## [Instructions to follow]
Your task is to reproduce the entries below word for word.

## [Listing]
━━━━

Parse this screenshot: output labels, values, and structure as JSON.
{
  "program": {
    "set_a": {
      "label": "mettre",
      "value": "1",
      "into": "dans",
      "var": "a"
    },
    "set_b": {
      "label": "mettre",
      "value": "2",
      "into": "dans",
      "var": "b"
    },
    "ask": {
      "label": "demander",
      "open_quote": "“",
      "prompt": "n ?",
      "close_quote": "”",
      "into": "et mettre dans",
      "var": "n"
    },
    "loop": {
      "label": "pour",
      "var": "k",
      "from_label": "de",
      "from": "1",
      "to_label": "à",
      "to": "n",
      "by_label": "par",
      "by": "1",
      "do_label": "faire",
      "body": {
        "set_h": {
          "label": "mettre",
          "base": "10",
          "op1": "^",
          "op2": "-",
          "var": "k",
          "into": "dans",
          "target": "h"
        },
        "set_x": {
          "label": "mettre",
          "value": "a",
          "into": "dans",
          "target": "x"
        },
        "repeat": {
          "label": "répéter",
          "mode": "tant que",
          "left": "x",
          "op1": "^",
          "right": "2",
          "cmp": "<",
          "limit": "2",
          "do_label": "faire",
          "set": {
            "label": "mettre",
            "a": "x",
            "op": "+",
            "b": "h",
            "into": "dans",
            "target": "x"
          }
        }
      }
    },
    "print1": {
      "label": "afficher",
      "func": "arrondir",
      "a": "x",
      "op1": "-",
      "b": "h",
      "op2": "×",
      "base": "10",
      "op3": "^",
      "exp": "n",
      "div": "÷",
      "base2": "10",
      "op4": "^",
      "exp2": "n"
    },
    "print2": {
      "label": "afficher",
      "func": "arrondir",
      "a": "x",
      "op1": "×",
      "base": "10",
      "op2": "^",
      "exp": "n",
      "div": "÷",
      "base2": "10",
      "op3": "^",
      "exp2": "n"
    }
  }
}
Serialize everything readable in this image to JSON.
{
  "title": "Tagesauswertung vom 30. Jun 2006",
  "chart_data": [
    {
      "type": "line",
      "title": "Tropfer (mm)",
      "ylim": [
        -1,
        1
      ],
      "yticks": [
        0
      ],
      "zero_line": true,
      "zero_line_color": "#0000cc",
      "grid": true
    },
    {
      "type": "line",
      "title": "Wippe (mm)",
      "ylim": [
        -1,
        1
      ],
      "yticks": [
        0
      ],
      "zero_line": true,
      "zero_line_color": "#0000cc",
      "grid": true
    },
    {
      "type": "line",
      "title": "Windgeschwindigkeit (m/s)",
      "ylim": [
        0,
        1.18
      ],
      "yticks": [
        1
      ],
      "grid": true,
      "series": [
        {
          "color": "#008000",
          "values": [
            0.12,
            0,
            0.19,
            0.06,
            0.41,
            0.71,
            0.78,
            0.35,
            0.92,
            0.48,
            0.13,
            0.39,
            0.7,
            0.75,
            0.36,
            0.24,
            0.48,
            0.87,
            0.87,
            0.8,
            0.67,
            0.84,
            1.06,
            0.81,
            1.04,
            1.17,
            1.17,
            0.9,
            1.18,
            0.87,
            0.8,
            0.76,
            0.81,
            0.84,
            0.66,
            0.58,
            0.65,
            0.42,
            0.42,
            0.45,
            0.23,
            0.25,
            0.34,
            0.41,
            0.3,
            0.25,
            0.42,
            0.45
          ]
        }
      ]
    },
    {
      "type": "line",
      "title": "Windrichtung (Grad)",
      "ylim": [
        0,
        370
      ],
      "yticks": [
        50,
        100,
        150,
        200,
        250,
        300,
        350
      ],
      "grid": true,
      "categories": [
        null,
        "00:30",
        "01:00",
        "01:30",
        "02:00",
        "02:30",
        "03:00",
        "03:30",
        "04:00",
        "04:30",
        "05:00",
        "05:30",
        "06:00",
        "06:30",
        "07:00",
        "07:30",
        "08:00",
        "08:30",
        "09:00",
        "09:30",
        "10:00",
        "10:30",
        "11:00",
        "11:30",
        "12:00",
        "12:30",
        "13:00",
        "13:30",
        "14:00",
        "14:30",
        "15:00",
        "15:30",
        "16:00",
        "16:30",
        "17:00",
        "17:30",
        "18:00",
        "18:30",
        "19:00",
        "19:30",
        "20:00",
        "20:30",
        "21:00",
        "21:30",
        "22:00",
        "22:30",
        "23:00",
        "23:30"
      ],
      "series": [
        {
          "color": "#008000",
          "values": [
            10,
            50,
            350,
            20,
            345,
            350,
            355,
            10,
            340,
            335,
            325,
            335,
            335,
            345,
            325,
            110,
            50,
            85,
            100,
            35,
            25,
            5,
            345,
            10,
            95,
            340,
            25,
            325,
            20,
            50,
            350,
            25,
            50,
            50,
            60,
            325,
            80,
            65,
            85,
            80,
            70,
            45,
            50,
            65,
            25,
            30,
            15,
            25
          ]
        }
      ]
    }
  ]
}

━━━━

## [Completed exercise]
Parse this screenshot: output labels, values, and structure as JSON.
{
  "program": {
    "set_a": {
      "label": "mettre",
      "value": "1",
      "into": "dans",
      "var": "a"
    },
    "set_b": {
      "label": "mettre",
      "value": "2",
      "into": "dans",
      "var": "b"
    },
    "ask": {
      "label": "demander",
      "open_quote": "“",
      "prompt": "n ?",
      "close_quote": "”",
      "into": "et mettre dans",
      "var": "n"
    },
    "loop": {
      "label": "pour",
      "var": "k",
      "from_label": "de",
      "from": "1",
      "to_label": "à",
      "to": "n",
      "by_label": "par",
      "by": "1",
      "do_label": "faire",
      "body": {
        "set_h": {
          "label": "mettre",
          "base": "10",
          "op1": "^",
          "op2": "-",
          "var": "k",
          "into": "dans",
          "target": "h"
        },
        "set_x": {
          "label": "mettre",
          "value": "a",
          "into": "dans",
          "target": "x"
        },
        "repeat": {
          "label": "répéter",
          "mode": "tant que",
          "left": "x",
          "op1": "^",
          "right": "2",
          "cmp": "<",
          "limit": "2",
          "do_label": "faire",
          "set": {
            "label": "mettre",
            "a": "x",
            "op": "+",
            "b": "h",
            "into": "dans",
            "target": "x"
          }
        }
      }
    },
    "print1": {
      "label": "afficher",
      "func": "arrondir",
      "a": "x",
      "op1": "-",
      "b": "h",
      "op2": "×",
      "base": "10",
      "op3": "^",
      "exp": "n",
      "div": "÷",
      "base2": "10",
      "op4": "^",
      "exp2": "n"
    },
    "print2": {
      "label": "afficher",
      "func": "arrondir",
      "a": "x",
      "op1": "×",
      "base": "10",
      "op2": "^",
      "exp": "n",
      "div": "÷",
      "base2": "10",
      "op3": "^",
      "exp2": "n"
    }
  }
}
Serialize everything readable in this image to JSON.
{
  "title": "Tagesauswertung vom 30. Jun 2006",
  "chart_data": [
    {
      "type": "line",
      "title": "Tropfer (mm)",
      "ylim": [
        -1,
        1
      ],
      "yticks": [
        0
      ],
      "zero_line": true,
      "zero_line_color": "#0000cc",
      "grid": true
    },
    {
      "type": "line",
      "title": "Wippe (mm)",
      "ylim": [
        -1,
        1
      ],
      "yticks": [
        0
      ],
      "zero_line": true,
      "zero_line_color": "#0000cc",
      "grid": true
    },
    {
      "type": "line",
      "title": "Windgeschwindigkeit (m/s)",
      "ylim": [
        0,
        1.18
      ],
      "yticks": [
        1
      ],
      "grid": true,
      "series": [
        {
          "color": "#008000",
          "values": [
            0.12,
            0,
            0.19,
            0.06,
            0.41,
            0.71,
            0.78,
            0.35,
            0.92,
            0.48,
            0.13,
            0.39,
            0.7,
            0.75,
            0.36,
            0.24,
            0.48,
            0.87,
            0.87,
            0.8,
            0.67,
            0.84,
            1.06,
            0.81,
            1.04,
            1.17,
            1.17,
            0.9,
            1.18,
            0.87,
            0.8,
            0.76,
            0.81,
            0.84,
            0.66,
            0.58,
            0.65,
            0.42,
            0.42,
            0.45,
            0.23,
            0.25,
            0.34,
            0.41,
            0.3,
            0.25,
            0.42,
            0.45
          ]
        }
      ]
    },
    {
      "type": "line",
      "title": "Windrichtung (Grad)",
      "ylim": [
        0,
        370
      ],
      "yticks": [
        50,
        100,
        150,
        200,
        250,
        300,
        350
      ],
      "grid": true,
      "categories": [
        null,
        "00:30",
        "01:00",
        "01:30",
        "02:00",
        "02:30",
        "03:00",
        "03:30",
        "04:00",
        "04:30",
        "05:00",
        "05:30",
        "06:00",
        "06:30",
        "07:00",
        "07:30",
        "08:00",
        "08:30",
        "09:00",
        "09:30",
        "10:00",
        "10:30",
        "11:00",
        "11:30",
        "12:00",
        "12:30",
        "13:00",
        "13:30",
        "14:00",
        "14:30",
        "15:00",
        "15:30",
        "16:00",
        "16:30",
        "17:00",
        "17:30",
        "18:00",
        "18:30",
        "19:00",
        "19:30",
        "20:00",
        "20:30",
        "21:00",
        "21:30",
        "22:00",
        "22:30",
        "23:00",
        "23:30"
      ],
      "series": [
        {
          "color": "#008000",
          "values": [
            10,
            50,
            350,
            20,
            345,
            350,
            355,
            10,
            340,
            335,
            325,
            335,
            335,
            345,
            325,
            110,
            50,
            85,
            100,
            35,
            25,
            5,
            345,
            10,
            95,
            340,
            25,
            325,
            20,
            50,
            350,
            25,
            50,
            50,
            60,
            325,
            80,
            65,
            85,
            80,
            70,
            45,
            50,
            65,
            25,
            30,
            15,
            25
          ]
        }
      ]
    }
  ]
}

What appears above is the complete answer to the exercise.